SHORT EXERCISE:
Count lines, not occurrences: report how many lines in the records hold the string "title", and nothing else.

Entries with figure data:
-=-=-

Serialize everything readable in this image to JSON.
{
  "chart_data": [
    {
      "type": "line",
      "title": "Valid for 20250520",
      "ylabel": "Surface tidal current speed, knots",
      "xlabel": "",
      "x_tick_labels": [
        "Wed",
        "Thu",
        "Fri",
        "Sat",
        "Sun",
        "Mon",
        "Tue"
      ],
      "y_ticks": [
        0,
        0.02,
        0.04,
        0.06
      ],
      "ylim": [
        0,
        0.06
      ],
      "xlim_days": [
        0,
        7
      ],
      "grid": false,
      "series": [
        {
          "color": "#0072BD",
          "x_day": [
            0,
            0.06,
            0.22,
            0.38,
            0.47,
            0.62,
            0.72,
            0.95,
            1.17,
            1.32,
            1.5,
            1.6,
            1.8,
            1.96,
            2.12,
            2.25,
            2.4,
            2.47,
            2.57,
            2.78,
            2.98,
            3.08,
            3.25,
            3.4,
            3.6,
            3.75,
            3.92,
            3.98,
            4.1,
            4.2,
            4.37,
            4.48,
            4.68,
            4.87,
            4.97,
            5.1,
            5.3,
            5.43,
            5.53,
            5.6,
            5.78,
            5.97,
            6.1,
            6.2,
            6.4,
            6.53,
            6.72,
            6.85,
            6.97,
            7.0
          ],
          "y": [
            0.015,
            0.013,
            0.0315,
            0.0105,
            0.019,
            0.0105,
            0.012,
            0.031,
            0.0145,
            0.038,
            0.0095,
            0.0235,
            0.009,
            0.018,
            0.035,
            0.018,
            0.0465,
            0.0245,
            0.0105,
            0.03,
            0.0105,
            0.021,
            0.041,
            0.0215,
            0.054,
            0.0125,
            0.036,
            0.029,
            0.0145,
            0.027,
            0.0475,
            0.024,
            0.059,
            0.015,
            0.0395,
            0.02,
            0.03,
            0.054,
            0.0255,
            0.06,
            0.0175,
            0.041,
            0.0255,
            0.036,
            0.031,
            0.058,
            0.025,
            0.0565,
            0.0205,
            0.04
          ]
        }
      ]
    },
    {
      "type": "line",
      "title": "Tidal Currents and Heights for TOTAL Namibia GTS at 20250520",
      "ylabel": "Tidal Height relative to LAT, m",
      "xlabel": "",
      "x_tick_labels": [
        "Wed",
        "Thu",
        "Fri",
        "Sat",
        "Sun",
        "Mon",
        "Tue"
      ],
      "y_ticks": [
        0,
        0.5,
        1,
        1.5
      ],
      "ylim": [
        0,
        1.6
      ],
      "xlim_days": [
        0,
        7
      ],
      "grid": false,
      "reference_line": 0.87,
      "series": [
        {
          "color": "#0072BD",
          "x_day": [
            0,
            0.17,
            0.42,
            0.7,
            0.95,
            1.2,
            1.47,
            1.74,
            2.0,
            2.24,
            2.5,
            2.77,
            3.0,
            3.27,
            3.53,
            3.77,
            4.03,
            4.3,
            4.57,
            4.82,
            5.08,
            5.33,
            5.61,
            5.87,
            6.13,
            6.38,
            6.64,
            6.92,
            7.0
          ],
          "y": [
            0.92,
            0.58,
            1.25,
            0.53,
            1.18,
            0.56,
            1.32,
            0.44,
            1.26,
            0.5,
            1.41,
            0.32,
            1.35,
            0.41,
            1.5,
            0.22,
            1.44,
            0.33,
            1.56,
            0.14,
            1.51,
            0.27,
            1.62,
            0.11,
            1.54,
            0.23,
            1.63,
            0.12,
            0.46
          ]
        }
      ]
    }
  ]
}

-=-=-

CORRECT ANSWER:
2